**Aim of the exercise**
Report, as a bare number, how many lines contain the string "House".

##### Records to process

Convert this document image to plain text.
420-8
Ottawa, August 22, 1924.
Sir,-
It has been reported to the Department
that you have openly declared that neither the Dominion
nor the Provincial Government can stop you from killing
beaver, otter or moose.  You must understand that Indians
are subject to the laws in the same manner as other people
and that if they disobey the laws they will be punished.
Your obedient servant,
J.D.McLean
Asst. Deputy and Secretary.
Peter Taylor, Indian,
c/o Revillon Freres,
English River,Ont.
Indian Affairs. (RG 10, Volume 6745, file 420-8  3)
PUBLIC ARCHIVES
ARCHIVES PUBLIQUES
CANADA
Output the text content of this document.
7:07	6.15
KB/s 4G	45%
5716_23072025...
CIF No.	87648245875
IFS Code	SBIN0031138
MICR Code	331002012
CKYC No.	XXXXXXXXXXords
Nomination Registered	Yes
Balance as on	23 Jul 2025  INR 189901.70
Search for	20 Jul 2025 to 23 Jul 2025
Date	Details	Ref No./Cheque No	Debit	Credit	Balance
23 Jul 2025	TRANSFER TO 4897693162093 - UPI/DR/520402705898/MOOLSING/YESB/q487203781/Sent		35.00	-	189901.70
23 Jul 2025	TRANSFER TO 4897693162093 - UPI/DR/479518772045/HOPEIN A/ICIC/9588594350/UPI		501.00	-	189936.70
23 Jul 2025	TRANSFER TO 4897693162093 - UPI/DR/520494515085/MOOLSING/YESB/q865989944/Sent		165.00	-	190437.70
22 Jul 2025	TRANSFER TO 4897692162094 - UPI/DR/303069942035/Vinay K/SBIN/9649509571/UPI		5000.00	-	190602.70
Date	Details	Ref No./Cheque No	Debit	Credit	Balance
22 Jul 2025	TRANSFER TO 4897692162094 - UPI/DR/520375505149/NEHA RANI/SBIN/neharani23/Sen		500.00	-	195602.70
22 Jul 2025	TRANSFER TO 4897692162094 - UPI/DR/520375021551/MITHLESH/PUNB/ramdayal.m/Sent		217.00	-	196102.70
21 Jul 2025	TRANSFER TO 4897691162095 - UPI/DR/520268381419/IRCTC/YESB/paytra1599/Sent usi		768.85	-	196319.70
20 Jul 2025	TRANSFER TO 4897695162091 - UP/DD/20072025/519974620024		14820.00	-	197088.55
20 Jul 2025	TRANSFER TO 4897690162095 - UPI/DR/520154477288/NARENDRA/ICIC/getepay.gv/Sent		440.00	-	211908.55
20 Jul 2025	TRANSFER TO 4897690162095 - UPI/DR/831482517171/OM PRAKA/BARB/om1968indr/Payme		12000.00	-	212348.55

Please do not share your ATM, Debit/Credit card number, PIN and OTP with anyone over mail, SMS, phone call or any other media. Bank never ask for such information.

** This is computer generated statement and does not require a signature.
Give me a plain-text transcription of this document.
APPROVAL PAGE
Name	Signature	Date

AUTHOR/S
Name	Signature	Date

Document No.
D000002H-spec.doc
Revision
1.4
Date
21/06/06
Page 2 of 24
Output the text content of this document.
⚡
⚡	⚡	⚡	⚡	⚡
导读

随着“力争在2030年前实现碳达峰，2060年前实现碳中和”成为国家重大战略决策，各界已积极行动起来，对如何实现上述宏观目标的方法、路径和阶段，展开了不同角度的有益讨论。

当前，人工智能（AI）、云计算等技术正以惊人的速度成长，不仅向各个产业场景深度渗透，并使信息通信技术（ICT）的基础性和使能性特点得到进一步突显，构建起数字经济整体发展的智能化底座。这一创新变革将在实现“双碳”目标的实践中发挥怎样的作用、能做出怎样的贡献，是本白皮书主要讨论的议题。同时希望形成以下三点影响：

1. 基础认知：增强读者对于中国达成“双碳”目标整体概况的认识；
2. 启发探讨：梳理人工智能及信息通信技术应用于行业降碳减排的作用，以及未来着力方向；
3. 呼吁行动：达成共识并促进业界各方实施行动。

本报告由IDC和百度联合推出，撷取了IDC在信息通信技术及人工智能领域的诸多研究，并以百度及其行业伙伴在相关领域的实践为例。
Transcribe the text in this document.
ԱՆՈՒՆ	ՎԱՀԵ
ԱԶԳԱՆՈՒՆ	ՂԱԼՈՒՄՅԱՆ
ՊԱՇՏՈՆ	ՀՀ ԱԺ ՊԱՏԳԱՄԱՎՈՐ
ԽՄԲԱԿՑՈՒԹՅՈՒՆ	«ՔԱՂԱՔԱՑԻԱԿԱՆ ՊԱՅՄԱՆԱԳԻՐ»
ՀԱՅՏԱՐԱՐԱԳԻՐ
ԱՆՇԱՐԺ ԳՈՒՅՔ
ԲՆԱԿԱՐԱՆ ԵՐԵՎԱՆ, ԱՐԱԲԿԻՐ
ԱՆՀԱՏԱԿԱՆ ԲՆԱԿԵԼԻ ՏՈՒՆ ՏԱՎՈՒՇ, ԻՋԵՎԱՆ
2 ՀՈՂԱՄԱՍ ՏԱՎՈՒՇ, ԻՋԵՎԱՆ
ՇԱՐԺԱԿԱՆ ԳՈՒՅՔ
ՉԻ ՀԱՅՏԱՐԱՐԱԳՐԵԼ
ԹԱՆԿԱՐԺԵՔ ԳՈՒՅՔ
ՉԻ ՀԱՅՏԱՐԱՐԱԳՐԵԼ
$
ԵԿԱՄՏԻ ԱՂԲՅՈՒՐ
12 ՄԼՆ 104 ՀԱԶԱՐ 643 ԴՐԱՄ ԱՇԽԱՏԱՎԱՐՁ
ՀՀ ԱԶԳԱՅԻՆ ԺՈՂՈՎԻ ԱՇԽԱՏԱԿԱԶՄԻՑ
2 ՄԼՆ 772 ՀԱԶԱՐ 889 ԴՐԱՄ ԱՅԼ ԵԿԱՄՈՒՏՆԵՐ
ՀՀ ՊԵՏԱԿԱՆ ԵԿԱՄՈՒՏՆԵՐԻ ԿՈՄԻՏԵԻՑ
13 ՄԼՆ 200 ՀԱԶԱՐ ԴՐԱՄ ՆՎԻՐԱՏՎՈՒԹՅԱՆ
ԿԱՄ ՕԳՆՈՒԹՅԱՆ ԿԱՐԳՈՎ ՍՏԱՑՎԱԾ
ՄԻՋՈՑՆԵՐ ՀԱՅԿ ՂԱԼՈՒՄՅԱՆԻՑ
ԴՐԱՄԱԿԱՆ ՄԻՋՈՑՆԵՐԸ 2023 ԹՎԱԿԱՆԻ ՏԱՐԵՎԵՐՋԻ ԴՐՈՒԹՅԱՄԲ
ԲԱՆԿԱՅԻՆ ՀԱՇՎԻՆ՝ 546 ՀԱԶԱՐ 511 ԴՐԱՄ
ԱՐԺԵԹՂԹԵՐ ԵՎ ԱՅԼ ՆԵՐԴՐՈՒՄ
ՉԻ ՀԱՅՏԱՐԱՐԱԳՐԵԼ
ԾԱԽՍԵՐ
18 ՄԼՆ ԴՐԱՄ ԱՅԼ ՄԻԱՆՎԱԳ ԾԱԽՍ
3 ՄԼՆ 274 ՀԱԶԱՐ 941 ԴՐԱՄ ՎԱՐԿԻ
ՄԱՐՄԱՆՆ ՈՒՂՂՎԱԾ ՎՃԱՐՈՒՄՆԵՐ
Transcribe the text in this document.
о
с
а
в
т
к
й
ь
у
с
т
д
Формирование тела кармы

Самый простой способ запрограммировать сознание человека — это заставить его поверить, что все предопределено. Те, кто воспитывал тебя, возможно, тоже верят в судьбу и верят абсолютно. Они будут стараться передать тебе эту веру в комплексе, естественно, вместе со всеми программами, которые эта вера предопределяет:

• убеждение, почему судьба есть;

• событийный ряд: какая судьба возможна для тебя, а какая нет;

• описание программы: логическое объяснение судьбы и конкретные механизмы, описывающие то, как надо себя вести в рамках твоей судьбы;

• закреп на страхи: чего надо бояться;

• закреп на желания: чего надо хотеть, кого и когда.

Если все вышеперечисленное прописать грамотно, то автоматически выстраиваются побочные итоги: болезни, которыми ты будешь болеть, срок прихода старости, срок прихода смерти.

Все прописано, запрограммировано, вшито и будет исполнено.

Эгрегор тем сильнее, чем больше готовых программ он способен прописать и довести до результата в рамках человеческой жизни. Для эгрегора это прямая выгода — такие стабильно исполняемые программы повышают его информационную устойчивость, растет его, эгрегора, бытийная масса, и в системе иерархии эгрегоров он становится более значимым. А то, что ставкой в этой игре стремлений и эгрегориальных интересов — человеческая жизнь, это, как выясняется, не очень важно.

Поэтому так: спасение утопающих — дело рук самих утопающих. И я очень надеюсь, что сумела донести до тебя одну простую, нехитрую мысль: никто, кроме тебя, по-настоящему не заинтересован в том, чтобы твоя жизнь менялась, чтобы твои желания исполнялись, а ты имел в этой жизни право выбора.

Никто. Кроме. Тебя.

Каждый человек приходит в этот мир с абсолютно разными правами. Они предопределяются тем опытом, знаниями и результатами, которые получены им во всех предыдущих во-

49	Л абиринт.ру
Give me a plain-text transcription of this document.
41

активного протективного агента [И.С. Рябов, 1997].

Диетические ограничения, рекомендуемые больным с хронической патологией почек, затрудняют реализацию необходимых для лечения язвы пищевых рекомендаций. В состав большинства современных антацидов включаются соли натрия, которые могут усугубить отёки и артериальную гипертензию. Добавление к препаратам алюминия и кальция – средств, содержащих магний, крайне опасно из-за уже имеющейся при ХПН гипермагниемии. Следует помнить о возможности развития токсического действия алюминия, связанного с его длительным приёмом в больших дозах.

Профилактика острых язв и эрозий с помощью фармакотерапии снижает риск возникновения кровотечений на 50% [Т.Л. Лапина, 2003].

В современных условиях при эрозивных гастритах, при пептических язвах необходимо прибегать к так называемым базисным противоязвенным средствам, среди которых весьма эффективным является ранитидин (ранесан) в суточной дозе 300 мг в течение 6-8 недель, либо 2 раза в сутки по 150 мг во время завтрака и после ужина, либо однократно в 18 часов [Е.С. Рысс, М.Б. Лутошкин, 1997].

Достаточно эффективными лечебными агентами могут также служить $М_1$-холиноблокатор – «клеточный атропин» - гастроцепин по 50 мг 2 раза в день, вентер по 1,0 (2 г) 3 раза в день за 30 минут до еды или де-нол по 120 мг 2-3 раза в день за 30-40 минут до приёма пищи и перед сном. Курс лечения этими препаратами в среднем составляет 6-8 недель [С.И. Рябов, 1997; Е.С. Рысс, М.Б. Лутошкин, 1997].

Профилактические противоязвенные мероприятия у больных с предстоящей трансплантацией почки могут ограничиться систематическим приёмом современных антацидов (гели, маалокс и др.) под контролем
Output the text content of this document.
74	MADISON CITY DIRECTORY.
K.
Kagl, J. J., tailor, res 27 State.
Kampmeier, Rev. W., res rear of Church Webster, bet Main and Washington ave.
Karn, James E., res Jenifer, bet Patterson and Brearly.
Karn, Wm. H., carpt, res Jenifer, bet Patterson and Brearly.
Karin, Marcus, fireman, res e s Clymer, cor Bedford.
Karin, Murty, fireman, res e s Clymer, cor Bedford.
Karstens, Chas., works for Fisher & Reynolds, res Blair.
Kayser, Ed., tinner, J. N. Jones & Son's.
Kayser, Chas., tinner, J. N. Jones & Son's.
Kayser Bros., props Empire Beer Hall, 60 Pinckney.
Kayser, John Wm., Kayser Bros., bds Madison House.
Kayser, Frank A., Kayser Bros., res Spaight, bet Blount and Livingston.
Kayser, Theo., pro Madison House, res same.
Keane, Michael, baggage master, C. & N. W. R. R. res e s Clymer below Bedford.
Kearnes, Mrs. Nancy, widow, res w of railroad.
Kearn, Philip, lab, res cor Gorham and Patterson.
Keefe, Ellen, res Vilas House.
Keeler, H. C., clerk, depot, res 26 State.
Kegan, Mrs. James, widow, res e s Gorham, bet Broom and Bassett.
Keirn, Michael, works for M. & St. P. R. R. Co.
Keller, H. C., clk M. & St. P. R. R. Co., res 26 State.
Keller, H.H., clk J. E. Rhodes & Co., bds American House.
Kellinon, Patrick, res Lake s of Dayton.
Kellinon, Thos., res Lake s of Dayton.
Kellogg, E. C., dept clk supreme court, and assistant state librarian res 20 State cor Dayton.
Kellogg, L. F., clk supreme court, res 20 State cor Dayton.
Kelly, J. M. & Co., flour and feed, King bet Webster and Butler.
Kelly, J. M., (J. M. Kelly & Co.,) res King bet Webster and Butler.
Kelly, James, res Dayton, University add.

##########

**Output of the exercise**
4